Write out every line below that includes the word "Nancy".

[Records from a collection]
>> begin

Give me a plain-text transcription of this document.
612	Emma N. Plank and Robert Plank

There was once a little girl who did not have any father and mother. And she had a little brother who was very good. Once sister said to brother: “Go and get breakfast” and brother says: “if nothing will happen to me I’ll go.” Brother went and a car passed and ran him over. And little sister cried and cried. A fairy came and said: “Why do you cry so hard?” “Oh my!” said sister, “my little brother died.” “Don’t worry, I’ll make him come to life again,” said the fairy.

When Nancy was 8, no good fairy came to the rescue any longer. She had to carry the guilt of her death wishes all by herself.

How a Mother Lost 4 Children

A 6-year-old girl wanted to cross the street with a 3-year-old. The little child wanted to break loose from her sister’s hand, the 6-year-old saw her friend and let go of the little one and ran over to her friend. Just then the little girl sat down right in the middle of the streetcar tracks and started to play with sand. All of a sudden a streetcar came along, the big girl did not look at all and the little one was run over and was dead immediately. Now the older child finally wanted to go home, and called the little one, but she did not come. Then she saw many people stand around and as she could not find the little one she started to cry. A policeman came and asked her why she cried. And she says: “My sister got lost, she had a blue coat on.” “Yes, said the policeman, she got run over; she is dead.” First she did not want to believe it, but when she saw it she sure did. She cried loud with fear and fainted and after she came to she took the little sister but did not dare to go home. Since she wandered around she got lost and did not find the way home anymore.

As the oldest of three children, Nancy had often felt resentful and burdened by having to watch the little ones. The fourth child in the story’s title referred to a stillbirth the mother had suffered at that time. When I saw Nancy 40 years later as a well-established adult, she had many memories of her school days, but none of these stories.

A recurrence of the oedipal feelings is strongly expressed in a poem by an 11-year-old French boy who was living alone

>> end

_Worked answer_
When Nancy was 8, no good fairy came to the rescue any longer. She had to carry the guilt of her death wishes all by herself.
As the oldest of three children, Nancy had often felt resentful and burdened by having to watch the little ones. The fourth child in the story’s title referred to a stillbirth the mother had suffered at that time. When I saw Nancy 40 years later as a well-established adult, she had many memories of her school days, but none of these stories.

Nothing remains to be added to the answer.